## The problem
Your task is to reproduce the entries below word for word.

## Task inputs
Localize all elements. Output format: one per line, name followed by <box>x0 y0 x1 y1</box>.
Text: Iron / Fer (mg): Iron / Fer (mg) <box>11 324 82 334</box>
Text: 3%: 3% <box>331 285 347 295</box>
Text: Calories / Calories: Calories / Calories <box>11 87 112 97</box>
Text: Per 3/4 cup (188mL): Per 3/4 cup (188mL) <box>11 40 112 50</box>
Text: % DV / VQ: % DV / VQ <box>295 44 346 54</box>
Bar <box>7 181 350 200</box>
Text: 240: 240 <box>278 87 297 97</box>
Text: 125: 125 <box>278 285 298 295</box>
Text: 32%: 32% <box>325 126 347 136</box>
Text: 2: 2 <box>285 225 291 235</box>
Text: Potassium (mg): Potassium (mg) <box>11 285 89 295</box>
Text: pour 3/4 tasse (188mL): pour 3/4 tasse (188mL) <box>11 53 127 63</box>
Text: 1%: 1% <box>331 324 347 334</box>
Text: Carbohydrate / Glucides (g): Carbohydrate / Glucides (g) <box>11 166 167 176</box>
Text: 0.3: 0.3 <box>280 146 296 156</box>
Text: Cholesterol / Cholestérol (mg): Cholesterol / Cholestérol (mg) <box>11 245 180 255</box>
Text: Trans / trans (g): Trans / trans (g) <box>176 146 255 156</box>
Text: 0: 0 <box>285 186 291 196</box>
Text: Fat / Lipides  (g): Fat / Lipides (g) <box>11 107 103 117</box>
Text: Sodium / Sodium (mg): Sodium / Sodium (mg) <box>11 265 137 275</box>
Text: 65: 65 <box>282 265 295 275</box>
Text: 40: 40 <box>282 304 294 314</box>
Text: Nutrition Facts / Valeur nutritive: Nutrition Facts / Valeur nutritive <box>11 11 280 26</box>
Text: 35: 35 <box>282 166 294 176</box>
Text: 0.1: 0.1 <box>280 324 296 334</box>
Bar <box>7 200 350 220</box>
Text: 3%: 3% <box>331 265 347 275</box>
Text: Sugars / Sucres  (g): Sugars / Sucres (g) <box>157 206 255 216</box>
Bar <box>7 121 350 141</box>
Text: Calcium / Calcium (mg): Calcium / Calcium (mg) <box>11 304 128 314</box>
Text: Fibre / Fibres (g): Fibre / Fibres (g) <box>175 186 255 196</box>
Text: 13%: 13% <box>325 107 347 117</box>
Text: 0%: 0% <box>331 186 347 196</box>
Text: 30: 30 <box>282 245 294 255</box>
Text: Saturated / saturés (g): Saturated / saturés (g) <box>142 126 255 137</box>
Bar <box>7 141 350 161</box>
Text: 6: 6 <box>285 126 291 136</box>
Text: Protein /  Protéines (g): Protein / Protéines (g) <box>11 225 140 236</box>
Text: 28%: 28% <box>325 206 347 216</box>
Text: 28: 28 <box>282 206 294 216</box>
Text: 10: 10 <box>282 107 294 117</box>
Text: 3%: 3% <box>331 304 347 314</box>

## Exercise result
Localize all elements. Output format: one per line, name followed by <box>x0 y0 x1 y1</box>.
Text: Iron / Fer (mg): Iron / Fer (mg) <box>11 324 82 334</box>
Text: 3%: 3% <box>331 285 347 295</box>
Text: Calories / Calories: Calories / Calories <box>11 87 112 97</box>
Text: Per 3/4 cup (188mL): Per 3/4 cup (188mL) <box>11 40 112 50</box>
Text: % DV / VQ: % DV / VQ <box>295 44 346 54</box>
Bar <box>7 181 350 200</box>
Text: 240: 240 <box>278 87 297 97</box>
Text: 125: 125 <box>278 285 298 295</box>
Text: 32%: 32% <box>325 126 347 136</box>
Text: 2: 2 <box>285 225 291 235</box>
Text: Potassium (mg): Potassium (mg) <box>11 285 89 295</box>
Text: pour 3/4 tasse (188mL): pour 3/4 tasse (188mL) <box>11 53 127 63</box>
Text: 1%: 1% <box>331 324 347 334</box>
Text: Carbohydrate / Glucides (g): Carbohydrate / Glucides (g) <box>11 166 167 176</box>
Text: 0.3: 0.3 <box>280 146 296 156</box>
Text: Cholesterol / Cholestérol (mg): Cholesterol / Cholestérol (mg) <box>11 245 180 255</box>
Text: Trans / trans (g): Trans / trans (g) <box>176 146 255 156</box>
Text: 0: 0 <box>285 186 291 196</box>
Text: Fat / Lipides  (g): Fat / Lipides (g) <box>11 107 103 117</box>
Text: Sodium / Sodium (mg): Sodium / Sodium (mg) <box>11 265 137 275</box>
Text: 65: 65 <box>282 265 295 275</box>
Text: 40: 40 <box>282 304 294 314</box>
Text: Nutrition Facts / Valeur nutritive: Nutrition Facts / Valeur nutritive <box>11 11 280 26</box>
Text: 35: 35 <box>282 166 294 176</box>
Text: 0.1: 0.1 <box>280 324 296 334</box>
Bar <box>7 200 350 220</box>
Text: 3%: 3% <box>331 265 347 275</box>
Text: Sugars / Sucres  (g): Sugars / Sucres (g) <box>157 206 255 216</box>
Bar <box>7 121 350 141</box>
Text: Calcium / Calcium (mg): Calcium / Calcium (mg) <box>11 304 128 314</box>
Text: Fibre / Fibres (g): Fibre / Fibres (g) <box>175 186 255 196</box>
Text: 13%: 13% <box>325 107 347 117</box>
Text: 0%: 0% <box>331 186 347 196</box>
Text: 30: 30 <box>282 245 294 255</box>
Text: Saturated / saturés (g): Saturated / saturés (g) <box>142 126 255 137</box>
Bar <box>7 141 350 161</box>
Text: 6: 6 <box>285 126 291 136</box>
Text: Protein /  Protéines (g): Protein / Protéines (g) <box>11 225 140 236</box>
Text: 28%: 28% <box>325 206 347 216</box>
Text: 28: 28 <box>282 206 294 216</box>
Text: 10: 10 <box>282 107 294 117</box>
Text: 3%: 3% <box>331 304 347 314</box>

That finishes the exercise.